▶ [Challenge]
The records below must be transcribed exactly. Do not include the pictures.
** begin **
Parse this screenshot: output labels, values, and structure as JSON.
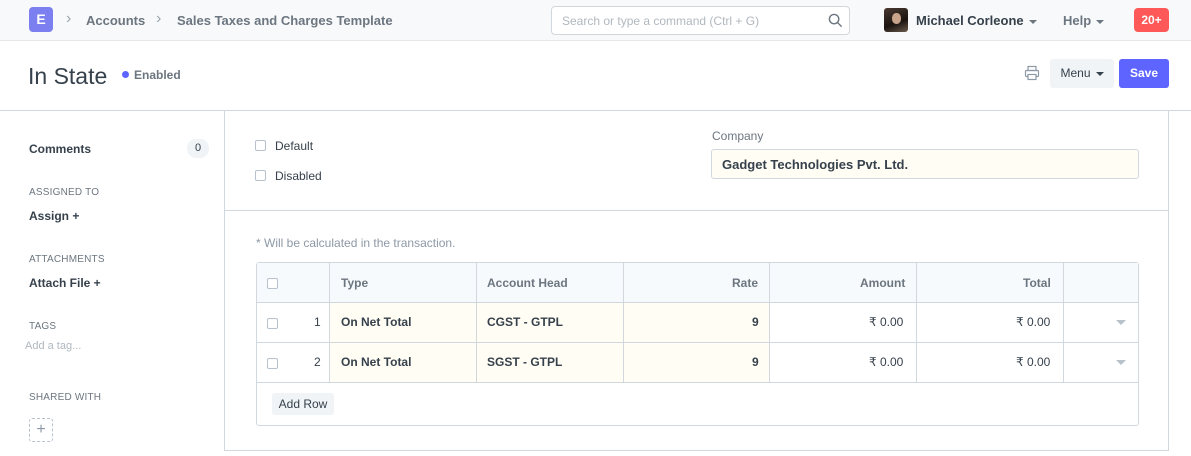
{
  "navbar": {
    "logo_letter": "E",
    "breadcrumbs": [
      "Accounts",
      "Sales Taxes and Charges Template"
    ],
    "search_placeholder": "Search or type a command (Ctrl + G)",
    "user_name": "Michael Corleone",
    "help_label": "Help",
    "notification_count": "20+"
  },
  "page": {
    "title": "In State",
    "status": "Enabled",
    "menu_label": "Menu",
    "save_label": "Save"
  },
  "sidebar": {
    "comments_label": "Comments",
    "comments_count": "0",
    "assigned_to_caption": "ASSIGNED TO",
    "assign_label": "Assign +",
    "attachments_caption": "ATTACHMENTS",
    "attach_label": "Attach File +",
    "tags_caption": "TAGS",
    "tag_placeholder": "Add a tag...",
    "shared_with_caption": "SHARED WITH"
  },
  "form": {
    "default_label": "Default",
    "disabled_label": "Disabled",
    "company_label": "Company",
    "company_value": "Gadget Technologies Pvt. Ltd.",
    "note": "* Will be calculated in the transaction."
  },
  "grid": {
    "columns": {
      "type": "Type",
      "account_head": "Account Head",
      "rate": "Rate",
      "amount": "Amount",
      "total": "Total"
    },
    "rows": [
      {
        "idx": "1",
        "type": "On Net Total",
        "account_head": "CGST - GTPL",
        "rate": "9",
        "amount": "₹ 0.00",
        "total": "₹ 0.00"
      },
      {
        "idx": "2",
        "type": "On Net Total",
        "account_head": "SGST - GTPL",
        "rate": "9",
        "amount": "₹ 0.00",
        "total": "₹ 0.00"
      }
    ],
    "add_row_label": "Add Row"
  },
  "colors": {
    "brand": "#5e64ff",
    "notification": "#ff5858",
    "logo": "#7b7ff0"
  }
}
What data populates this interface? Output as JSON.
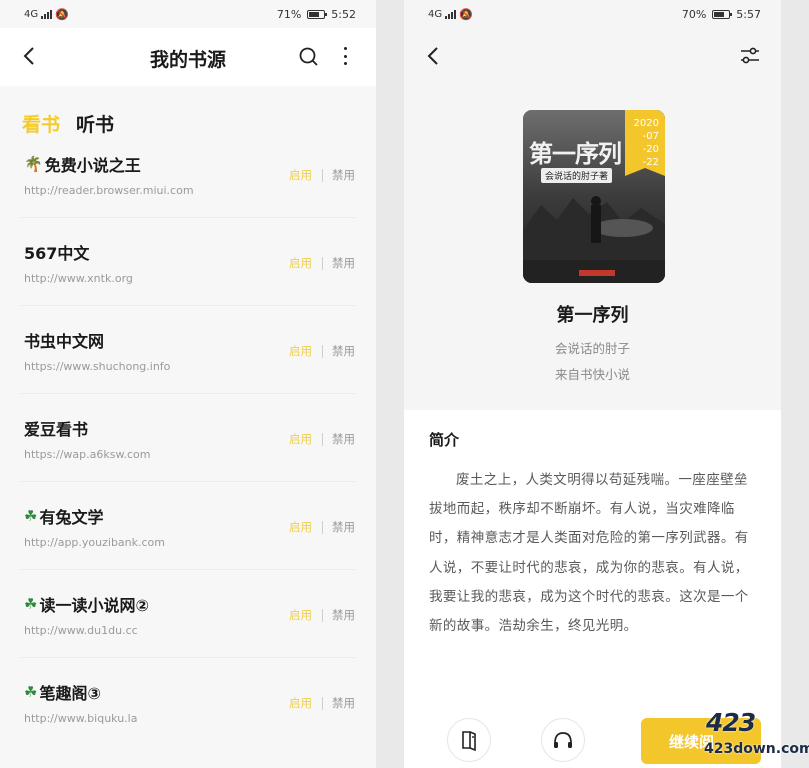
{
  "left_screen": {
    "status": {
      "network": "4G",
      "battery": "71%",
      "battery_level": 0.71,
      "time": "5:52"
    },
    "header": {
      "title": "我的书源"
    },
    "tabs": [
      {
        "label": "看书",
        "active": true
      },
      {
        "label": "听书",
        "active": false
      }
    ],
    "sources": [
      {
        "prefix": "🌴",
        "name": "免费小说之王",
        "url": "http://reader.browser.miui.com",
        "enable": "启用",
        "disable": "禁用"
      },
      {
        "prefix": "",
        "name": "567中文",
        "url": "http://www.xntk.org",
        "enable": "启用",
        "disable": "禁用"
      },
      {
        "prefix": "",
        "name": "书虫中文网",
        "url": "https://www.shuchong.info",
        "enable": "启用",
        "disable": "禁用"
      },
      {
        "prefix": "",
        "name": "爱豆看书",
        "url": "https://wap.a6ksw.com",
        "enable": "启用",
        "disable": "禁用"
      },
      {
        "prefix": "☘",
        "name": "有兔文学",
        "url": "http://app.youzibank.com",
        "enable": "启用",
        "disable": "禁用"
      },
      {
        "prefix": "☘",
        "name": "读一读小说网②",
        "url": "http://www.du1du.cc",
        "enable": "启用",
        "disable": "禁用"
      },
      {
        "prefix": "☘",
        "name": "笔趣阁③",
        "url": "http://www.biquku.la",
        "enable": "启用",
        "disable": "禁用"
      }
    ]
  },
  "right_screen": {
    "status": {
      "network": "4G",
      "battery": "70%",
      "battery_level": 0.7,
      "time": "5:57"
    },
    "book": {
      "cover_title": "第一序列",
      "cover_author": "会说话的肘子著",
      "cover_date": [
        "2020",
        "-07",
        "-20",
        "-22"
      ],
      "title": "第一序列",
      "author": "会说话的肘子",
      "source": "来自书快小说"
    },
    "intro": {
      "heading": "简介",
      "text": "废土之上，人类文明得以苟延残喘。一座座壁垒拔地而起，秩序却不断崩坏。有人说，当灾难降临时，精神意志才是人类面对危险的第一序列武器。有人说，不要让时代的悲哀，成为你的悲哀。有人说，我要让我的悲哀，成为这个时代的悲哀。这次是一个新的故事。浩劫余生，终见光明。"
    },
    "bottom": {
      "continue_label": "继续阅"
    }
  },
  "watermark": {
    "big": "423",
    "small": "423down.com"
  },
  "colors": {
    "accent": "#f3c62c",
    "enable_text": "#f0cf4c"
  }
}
** end **
▶ [The completed task]
Parse this screenshot: output labels, values, and structure as JSON.
{
  "navbar": {
    "logo_letter": "E",
    "breadcrumbs": [
      "Accounts",
      "Sales Taxes and Charges Template"
    ],
    "search_placeholder": "Search or type a command (Ctrl + G)",
    "user_name": "Michael Corleone",
    "help_label": "Help",
    "notification_count": "20+"
  },
  "page": {
    "title": "In State",
    "status": "Enabled",
    "menu_label": "Menu",
    "save_label": "Save"
  },
  "sidebar": {
    "comments_label": "Comments",
    "comments_count": "0",
    "assigned_to_caption": "ASSIGNED TO",
    "assign_label": "Assign +",
    "attachments_caption": "ATTACHMENTS",
    "attach_label": "Attach File +",
    "tags_caption": "TAGS",
    "tag_placeholder": "Add a tag...",
    "shared_with_caption": "SHARED WITH"
  },
  "form": {
    "default_label": "Default",
    "disabled_label": "Disabled",
    "company_label": "Company",
    "company_value": "Gadget Technologies Pvt. Ltd.",
    "note": "* Will be calculated in the transaction."
  },
  "grid": {
    "columns": {
      "type": "Type",
      "account_head": "Account Head",
      "rate": "Rate",
      "amount": "Amount",
      "total": "Total"
    },
    "rows": [
      {
        "idx": "1",
        "type": "On Net Total",
        "account_head": "CGST - GTPL",
        "rate": "9",
        "amount": "₹ 0.00",
        "total": "₹ 0.00"
      },
      {
        "idx": "2",
        "type": "On Net Total",
        "account_head": "SGST - GTPL",
        "rate": "9",
        "amount": "₹ 0.00",
        "total": "₹ 0.00"
      }
    ],
    "add_row_label": "Add Row"
  },
  "colors": {
    "brand": "#5e64ff",
    "notification": "#ff5858",
    "logo": "#7b7ff0"
  }
}
What data populates this interface? Output as JSON.
{
  "left_screen": {
    "status": {
      "network": "4G",
      "battery": "71%",
      "battery_level": 0.71,
      "time": "5:52"
    },
    "header": {
      "title": "我的书源"
    },
    "tabs": [
      {
        "label": "看书",
        "active": true
      },
      {
        "label": "听书",
        "active": false
      }
    ],
    "sources": [
      {
        "prefix": "🌴",
        "name": "免费小说之王",
        "url": "http://reader.browser.miui.com",
        "enable": "启用",
        "disable": "禁用"
      },
      {
        "prefix": "",
        "name": "567中文",
        "url": "http://www.xntk.org",
        "enable": "启用",
        "disable": "禁用"
      },
      {
        "prefix": "",
        "name": "书虫中文网",
        "url": "https://www.shuchong.info",
        "enable": "启用",
        "disable": "禁用"
      },
      {
        "prefix": "",
        "name": "爱豆看书",
        "url": "https://wap.a6ksw.com",
        "enable": "启用",
        "disable": "禁用"
      },
      {
        "prefix": "☘",
        "name": "有兔文学",
        "url": "http://app.youzibank.com",
        "enable": "启用",
        "disable": "禁用"
      },
      {
        "prefix": "☘",
        "name": "读一读小说网②",
        "url": "http://www.du1du.cc",
        "enable": "启用",
        "disable": "禁用"
      },
      {
        "prefix": "☘",
        "name": "笔趣阁③",
        "url": "http://www.biquku.la",
        "enable": "启用",
        "disable": "禁用"
      }
    ]
  },
  "right_screen": {
    "status": {
      "network": "4G",
      "battery": "70%",
      "battery_level": 0.7,
      "time": "5:57"
    },
    "book": {
      "cover_title": "第一序列",
      "cover_author": "会说话的肘子著",
      "cover_date": [
        "2020",
        "-07",
        "-20",
        "-22"
      ],
      "title": "第一序列",
      "author": "会说话的肘子",
      "source": "来自书快小说"
    },
    "intro": {
      "heading": "简介",
      "text": "废土之上，人类文明得以苟延残喘。一座座壁垒拔地而起，秩序却不断崩坏。有人说，当灾难降临时，精神意志才是人类面对危险的第一序列武器。有人说，不要让时代的悲哀，成为你的悲哀。有人说，我要让我的悲哀，成为这个时代的悲哀。这次是一个新的故事。浩劫余生，终见光明。"
    },
    "bottom": {
      "continue_label": "继续阅"
    }
  },
  "watermark": {
    "big": "423",
    "small": "423down.com"
  },
  "colors": {
    "accent": "#f3c62c",
    "enable_text": "#f0cf4c"
  }
}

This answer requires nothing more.